READING TEXT:
------------
# Crossbow games in GTA?



## bigHUN (Feb 5, 2006)

Which clubs in GTA or close neighborhood have a 3d/target course I can blow the dust out of my TP Vapor? I am shooting compound FITA and Field at YCB and I planned to play the 3d a little bit with my crossbow today for first time this year and I just hear these are not welcome there.


----------



## Stash (Jun 1, 2002)

YCB doesn't allow crossbows? Since when? They mention them in their rules (website) as being allowed even indoors, provided you have your own backstop, and there is one person listed in the crossbow division in the results of their 3D league. Maybe you should check with them again.

Caledon allows crossbows on their 3D range (for members and guests). I'm sure that Wolf's Den is OK with them.


----------



## Durhampro (May 9, 2009)

YCB Rules State:

Any type of bow or arrow that could unreasonably damage YCB targets, faces or stands are not permitted.

Specifically, the following are prohibited on any outdoor target/range:
1)	broad head (hunting) arrow tips * 
2)	cross- bows *

* exception to the use of broad heads or cross bow restriction is the SAND HILL on the south side of the practice area or by supplying a separate target (supplied by the member/guest) that may be deployed only in the practice area. Members and guests are allowed to shoot whatever archery product they like into the sand hill or private target, however, you are responsible to keep the area clear of debris and ensure the safety of yourself and others. Your target should be an acceptable medium for the archery product you are using and not interfere with other YCB target equipment.


----------



## Topper1018 (Feb 19, 2013)

YCB is a well respected club, but I do not agree that restricting the use of crossbows with field tipped bolts due to target damage, is reasonable. In no way does a crossbow bolt do more damage than a 70lb compound. When we don't stand together, we fall apart.


----------



## bigHUN (Feb 5, 2006)

I don't want to elaborate how YCB is very specific in a wider spectrum,
also I can't speculate why some people automatically relate crossbows and broadheads, 
I know the fact that sporting and (especially) target crossbow sport is less known North of the border and I can't recall I have seen with my own eyes a dedicated target crossbow here around at any tournaments, unless I build one  
I know some folks competing in Ontario with the sporting crossbow but all of them are far out from GTA.
The OP was asking for a club in reasonable driving distance where people with similar interests playing 3d/target games.


----------



## rdneckhillbilly (Jan 25, 2010)

I believe Durham Archers allows the use of crossbows on the 3D courses. 
Durham Archers Club By-Laws
"Crossbows shall be allowed as long as they do not exceed 350 feet per second velocity."


----------



## oktalotl (May 21, 2012)

You're welcome to my club in Milton, Sep. 13 we have 3D


----------



## bigHUN (Feb 5, 2006)

oktalotl said:


> You're welcome to my club in Milton, Sep. 13 we have 3D


Sep.13th is my fourth leg of 4/20 Hunter Field shot @ ycb, but thanks.


----------



## FiFi (Dec 4, 2002)

I have shot my xbow at YCB many times with out issue, this must be something new


----------



## bigHUN (Feb 5, 2006)

FiFi said:


> ...this must be something new


Yes, many things got tunneled, 
some contrasts are so well articulated as you can see from a poster #3.
------------
DATA ROWS:
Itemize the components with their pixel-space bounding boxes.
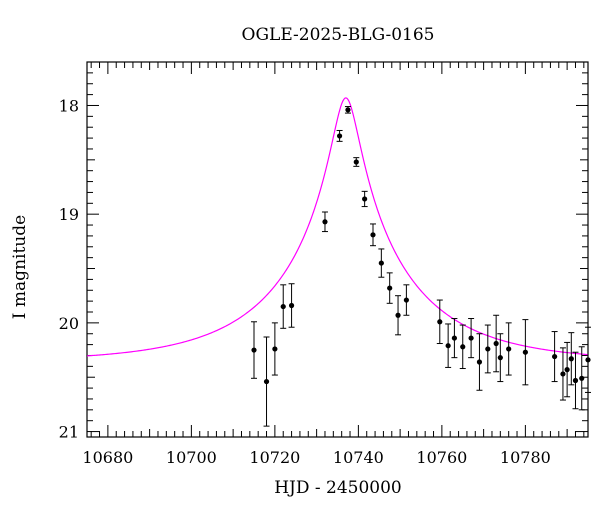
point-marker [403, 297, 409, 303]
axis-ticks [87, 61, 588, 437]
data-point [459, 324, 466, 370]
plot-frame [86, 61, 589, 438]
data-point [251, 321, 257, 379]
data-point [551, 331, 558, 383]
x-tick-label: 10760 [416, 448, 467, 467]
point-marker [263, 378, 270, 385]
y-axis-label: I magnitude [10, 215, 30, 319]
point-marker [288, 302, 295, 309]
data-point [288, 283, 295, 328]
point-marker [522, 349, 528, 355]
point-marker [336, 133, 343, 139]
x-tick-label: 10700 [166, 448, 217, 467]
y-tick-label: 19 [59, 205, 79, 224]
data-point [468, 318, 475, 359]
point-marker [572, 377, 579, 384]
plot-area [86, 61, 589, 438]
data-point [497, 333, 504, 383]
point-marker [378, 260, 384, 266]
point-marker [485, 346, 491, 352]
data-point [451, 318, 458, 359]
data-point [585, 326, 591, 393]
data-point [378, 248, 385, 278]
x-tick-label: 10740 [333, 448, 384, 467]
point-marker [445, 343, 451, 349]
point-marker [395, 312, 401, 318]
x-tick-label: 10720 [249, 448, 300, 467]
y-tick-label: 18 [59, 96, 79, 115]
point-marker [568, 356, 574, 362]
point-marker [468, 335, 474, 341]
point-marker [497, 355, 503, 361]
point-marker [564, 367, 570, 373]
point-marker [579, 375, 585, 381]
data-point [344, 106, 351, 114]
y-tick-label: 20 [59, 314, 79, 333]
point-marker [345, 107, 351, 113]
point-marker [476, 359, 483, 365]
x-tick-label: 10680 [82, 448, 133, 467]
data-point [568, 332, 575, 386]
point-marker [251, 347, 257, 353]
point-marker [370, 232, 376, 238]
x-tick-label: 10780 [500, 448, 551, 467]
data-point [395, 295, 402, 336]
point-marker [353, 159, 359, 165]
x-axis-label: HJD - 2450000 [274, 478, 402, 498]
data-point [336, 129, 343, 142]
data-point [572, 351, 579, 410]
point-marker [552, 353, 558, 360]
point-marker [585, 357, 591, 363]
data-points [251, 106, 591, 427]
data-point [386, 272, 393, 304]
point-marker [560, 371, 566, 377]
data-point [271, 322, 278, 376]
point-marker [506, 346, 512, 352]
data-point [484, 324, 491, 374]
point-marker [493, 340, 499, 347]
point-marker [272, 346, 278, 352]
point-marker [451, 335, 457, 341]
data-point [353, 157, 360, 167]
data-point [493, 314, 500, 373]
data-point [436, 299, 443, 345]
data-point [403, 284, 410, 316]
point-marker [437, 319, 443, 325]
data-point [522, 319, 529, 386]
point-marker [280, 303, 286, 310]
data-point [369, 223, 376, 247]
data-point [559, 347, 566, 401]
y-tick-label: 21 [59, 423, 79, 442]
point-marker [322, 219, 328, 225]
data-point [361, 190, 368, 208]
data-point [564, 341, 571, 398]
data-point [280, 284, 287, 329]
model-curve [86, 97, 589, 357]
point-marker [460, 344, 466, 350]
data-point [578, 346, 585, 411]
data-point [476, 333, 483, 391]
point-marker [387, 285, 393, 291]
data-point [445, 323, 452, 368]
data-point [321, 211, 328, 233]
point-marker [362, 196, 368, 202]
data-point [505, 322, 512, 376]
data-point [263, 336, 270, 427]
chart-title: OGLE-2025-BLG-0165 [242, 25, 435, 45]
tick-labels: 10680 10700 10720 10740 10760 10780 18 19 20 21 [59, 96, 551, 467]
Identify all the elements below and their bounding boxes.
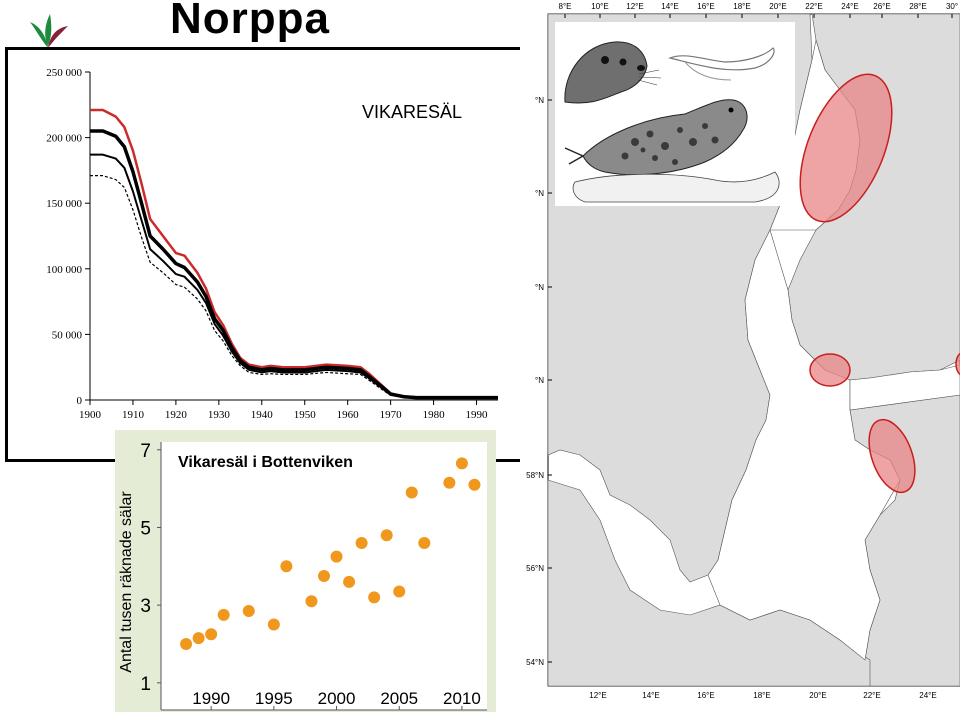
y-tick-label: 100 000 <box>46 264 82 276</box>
------------
STATED TASK 1:
In the crossbow thread, what velocity limit does the quoted Durham Archers by-law set for crossbows?
STATED TASK 2:
Extract the part of the crossbow thread starting at "I don't want" and ending at "the 3D courses.".
STATED TASK 3:
Summarize the crossbow thread in two sentences.
The items aren't needed for anything here.

COMPLETE RESPONSE 1:
Crossbows must not exceed 350 feet per second.

COMPLETE RESPONSE 2:
I don't want to elaborate how YCB is very specific in a wider spectrum,
also I can't speculate why some people automatically relate crossbows and broadheads, 
I know the fact that sporting and (especially) target crossbow sport is less known North of the border and I can't recall I have seen with my own eyes a dedicated target crossbow here around at any tournaments, unless I build one  
I know some folks competing in Ontario with the sporting crossbow but all of them are far out from GTA.
The OP was asking for a club in reasonable driving distance where people with similar interests playing 3d/target games.


----------



## rdneckhillbilly (Jan 25, 2010)

I believe Durham Archers allows the use of crossbows on the 3D courses.

COMPLETE RESPONSE 3:
A poster asks which clubs in or near the GTA have a 3D or target course open to crossbows, having heard they are not welcome at YCB. Replies quote YCB rules that bar crossbows on outdoor ranges except at the sand hill or on a member-supplied target in the practice area, and they point to Caledon, Durham Archers (up to 350 feet per second) and a club in Milton as options.